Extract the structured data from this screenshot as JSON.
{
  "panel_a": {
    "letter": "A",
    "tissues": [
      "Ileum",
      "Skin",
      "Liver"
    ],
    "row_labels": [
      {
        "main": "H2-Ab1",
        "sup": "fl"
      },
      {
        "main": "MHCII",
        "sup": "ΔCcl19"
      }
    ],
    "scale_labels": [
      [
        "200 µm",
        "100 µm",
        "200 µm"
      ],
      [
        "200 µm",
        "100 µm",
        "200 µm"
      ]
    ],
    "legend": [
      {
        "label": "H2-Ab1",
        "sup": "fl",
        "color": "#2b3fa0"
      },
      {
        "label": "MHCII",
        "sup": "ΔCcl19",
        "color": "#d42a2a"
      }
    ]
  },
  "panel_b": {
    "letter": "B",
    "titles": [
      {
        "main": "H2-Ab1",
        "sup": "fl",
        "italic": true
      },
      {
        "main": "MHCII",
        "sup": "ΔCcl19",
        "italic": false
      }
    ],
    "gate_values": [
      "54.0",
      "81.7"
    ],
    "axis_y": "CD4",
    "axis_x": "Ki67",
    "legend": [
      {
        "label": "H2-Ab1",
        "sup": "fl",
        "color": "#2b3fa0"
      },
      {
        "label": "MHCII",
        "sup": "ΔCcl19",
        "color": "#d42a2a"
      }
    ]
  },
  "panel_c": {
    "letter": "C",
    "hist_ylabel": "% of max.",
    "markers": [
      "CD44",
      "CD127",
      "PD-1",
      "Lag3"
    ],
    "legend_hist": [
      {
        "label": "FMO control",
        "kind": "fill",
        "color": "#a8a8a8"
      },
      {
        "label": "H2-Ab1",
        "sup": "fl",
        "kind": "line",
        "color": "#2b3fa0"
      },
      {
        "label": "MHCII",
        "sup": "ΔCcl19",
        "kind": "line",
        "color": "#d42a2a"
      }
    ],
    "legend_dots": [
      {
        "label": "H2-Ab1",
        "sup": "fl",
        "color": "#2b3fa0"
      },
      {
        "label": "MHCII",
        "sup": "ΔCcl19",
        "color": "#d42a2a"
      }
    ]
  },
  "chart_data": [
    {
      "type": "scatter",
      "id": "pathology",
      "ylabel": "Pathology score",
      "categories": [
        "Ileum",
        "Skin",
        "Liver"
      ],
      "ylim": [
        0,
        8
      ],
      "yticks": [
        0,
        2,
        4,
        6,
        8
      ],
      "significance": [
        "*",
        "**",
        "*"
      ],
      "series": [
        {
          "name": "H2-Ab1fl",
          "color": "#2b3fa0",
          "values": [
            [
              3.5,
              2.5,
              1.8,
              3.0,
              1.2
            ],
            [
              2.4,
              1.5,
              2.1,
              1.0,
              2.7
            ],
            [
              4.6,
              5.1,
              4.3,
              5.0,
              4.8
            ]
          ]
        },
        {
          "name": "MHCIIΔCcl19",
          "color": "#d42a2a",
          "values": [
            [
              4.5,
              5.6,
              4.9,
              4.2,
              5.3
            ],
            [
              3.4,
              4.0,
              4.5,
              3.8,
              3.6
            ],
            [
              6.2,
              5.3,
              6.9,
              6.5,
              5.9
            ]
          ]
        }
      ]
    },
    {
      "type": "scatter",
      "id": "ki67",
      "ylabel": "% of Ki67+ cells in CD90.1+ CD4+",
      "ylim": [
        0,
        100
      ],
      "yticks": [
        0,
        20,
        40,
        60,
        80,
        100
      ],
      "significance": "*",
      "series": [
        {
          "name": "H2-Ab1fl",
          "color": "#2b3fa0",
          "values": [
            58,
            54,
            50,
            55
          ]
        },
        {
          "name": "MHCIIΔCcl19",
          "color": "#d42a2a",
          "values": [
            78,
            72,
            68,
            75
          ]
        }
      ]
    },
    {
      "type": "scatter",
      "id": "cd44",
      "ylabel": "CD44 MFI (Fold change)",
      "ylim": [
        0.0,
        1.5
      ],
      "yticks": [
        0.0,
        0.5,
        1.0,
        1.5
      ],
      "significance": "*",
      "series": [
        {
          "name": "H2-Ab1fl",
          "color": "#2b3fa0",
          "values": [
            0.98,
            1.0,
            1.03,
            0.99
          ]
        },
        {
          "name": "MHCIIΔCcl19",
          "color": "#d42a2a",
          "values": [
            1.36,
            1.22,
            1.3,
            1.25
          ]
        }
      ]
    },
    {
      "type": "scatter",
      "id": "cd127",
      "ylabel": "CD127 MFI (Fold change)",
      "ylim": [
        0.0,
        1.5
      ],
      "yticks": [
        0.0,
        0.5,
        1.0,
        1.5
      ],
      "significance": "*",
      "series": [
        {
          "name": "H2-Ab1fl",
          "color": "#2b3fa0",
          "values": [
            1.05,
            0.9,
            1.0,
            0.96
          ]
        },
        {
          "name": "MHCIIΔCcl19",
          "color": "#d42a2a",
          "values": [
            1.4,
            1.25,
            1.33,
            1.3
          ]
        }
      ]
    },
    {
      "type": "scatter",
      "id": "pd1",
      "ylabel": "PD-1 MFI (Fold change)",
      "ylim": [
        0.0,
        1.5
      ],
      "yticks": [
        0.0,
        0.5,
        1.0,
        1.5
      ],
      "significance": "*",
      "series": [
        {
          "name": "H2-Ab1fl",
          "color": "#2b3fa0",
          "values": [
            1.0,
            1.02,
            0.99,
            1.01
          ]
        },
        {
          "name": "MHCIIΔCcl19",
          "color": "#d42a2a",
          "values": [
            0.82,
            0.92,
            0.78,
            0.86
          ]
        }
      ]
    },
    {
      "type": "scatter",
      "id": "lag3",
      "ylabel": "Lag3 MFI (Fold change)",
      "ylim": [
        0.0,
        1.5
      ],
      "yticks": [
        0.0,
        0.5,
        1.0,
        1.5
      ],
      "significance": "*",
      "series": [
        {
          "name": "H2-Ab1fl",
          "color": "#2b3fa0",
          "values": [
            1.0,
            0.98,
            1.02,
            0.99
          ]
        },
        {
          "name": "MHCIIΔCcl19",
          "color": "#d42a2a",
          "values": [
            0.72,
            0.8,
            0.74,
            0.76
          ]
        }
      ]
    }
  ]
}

--

* _Work to complete_
An exact repeat of the whole listing above is needed; write it out now.

* _Written answer_
Extract the structured data from this screenshot as JSON.
{
  "panel_a": {
    "letter": "A",
    "tissues": [
      "Ileum",
      "Skin",
      "Liver"
    ],
    "row_labels": [
      {
        "main": "H2-Ab1",
        "sup": "fl"
      },
      {
        "main": "MHCII",
        "sup": "ΔCcl19"
      }
    ],
    "scale_labels": [
      [
        "200 µm",
        "100 µm",
        "200 µm"
      ],
      [
        "200 µm",
        "100 µm",
        "200 µm"
      ]
    ],
    "legend": [
      {
        "label": "H2-Ab1",
        "sup": "fl",
        "color": "#2b3fa0"
      },
      {
        "label": "MHCII",
        "sup": "ΔCcl19",
        "color": "#d42a2a"
      }
    ]
  },
  "panel_b": {
    "letter": "B",
    "titles": [
      {
        "main": "H2-Ab1",
        "sup": "fl",
        "italic": true
      },
      {
        "main": "MHCII",
        "sup": "ΔCcl19",
        "italic": false
      }
    ],
    "gate_values": [
      "54.0",
      "81.7"
    ],
    "axis_y": "CD4",
    "axis_x": "Ki67",
    "legend": [
      {
        "label": "H2-Ab1",
        "sup": "fl",
        "color": "#2b3fa0"
      },
      {
        "label": "MHCII",
        "sup": "ΔCcl19",
        "color": "#d42a2a"
      }
    ]
  },
  "panel_c": {
    "letter": "C",
    "hist_ylabel": "% of max.",
    "markers": [
      "CD44",
      "CD127",
      "PD-1",
      "Lag3"
    ],
    "legend_hist": [
      {
        "label": "FMO control",
        "kind": "fill",
        "color": "#a8a8a8"
      },
      {
        "label": "H2-Ab1",
        "sup": "fl",
        "kind": "line",
        "color": "#2b3fa0"
      },
      {
        "label": "MHCII",
        "sup": "ΔCcl19",
        "kind": "line",
        "color": "#d42a2a"
      }
    ],
    "legend_dots": [
      {
        "label": "H2-Ab1",
        "sup": "fl",
        "color": "#2b3fa0"
      },
      {
        "label": "MHCII",
        "sup": "ΔCcl19",
        "color": "#d42a2a"
      }
    ]
  },
  "chart_data": [
    {
      "type": "scatter",
      "id": "pathology",
      "ylabel": "Pathology score",
      "categories": [
        "Ileum",
        "Skin",
        "Liver"
      ],
      "ylim": [
        0,
        8
      ],
      "yticks": [
        0,
        2,
        4,
        6,
        8
      ],
      "significance": [
        "*",
        "**",
        "*"
      ],
      "series": [
        {
          "name": "H2-Ab1fl",
          "color": "#2b3fa0",
          "values": [
            [
              3.5,
              2.5,
              1.8,
              3.0,
              1.2
            ],
            [
              2.4,
              1.5,
              2.1,
              1.0,
              2.7
            ],
            [
              4.6,
              5.1,
              4.3,
              5.0,
              4.8
            ]
          ]
        },
        {
          "name": "MHCIIΔCcl19",
          "color": "#d42a2a",
          "values": [
            [
              4.5,
              5.6,
              4.9,
              4.2,
              5.3
            ],
            [
              3.4,
              4.0,
              4.5,
              3.8,
              3.6
            ],
            [
              6.2,
              5.3,
              6.9,
              6.5,
              5.9
            ]
          ]
        }
      ]
    },
    {
      "type": "scatter",
      "id": "ki67",
      "ylabel": "% of Ki67+ cells in CD90.1+ CD4+",
      "ylim": [
        0,
        100
      ],
      "yticks": [
        0,
        20,
        40,
        60,
        80,
        100
      ],
      "significance": "*",
      "series": [
        {
          "name": "H2-Ab1fl",
          "color": "#2b3fa0",
          "values": [
            58,
            54,
            50,
            55
          ]
        },
        {
          "name": "MHCIIΔCcl19",
          "color": "#d42a2a",
          "values": [
            78,
            72,
            68,
            75
          ]
        }
      ]
    },
    {
      "type": "scatter",
      "id": "cd44",
      "ylabel": "CD44 MFI (Fold change)",
      "ylim": [
        0.0,
        1.5
      ],
      "yticks": [
        0.0,
        0.5,
        1.0,
        1.5
      ],
      "significance": "*",
      "series": [
        {
          "name": "H2-Ab1fl",
          "color": "#2b3fa0",
          "values": [
            0.98,
            1.0,
            1.03,
            0.99
          ]
        },
        {
          "name": "MHCIIΔCcl19",
          "color": "#d42a2a",
          "values": [
            1.36,
            1.22,
            1.3,
            1.25
          ]
        }
      ]
    },
    {
      "type": "scatter",
      "id": "cd127",
      "ylabel": "CD127 MFI (Fold change)",
      "ylim": [
        0.0,
        1.5
      ],
      "yticks": [
        0.0,
        0.5,
        1.0,
        1.5
      ],
      "significance": "*",
      "series": [
        {
          "name": "H2-Ab1fl",
          "color": "#2b3fa0",
          "values": [
            1.05,
            0.9,
            1.0,
            0.96
          ]
        },
        {
          "name": "MHCIIΔCcl19",
          "color": "#d42a2a",
          "values": [
            1.4,
            1.25,
            1.33,
            1.3
          ]
        }
      ]
    },
    {
      "type": "scatter",
      "id": "pd1",
      "ylabel": "PD-1 MFI (Fold change)",
      "ylim": [
        0.0,
        1.5
      ],
      "yticks": [
        0.0,
        0.5,
        1.0,
        1.5
      ],
      "significance": "*",
      "series": [
        {
          "name": "H2-Ab1fl",
          "color": "#2b3fa0",
          "values": [
            1.0,
            1.02,
            0.99,
            1.01
          ]
        },
        {
          "name": "MHCIIΔCcl19",
          "color": "#d42a2a",
          "values": [
            0.82,
            0.92,
            0.78,
            0.86
          ]
        }
      ]
    },
    {
      "type": "scatter",
      "id": "lag3",
      "ylabel": "Lag3 MFI (Fold change)",
      "ylim": [
        0.0,
        1.5
      ],
      "yticks": [
        0.0,
        0.5,
        1.0,
        1.5
      ],
      "significance": "*",
      "series": [
        {
          "name": "H2-Ab1fl",
          "color": "#2b3fa0",
          "values": [
            1.0,
            0.98,
            1.02,
            0.99
          ]
        },
        {
          "name": "MHCIIΔCcl19",
          "color": "#d42a2a",
          "values": [
            0.72,
            0.8,
            0.74,
            0.76
          ]
        }
      ]
    }
  ]
}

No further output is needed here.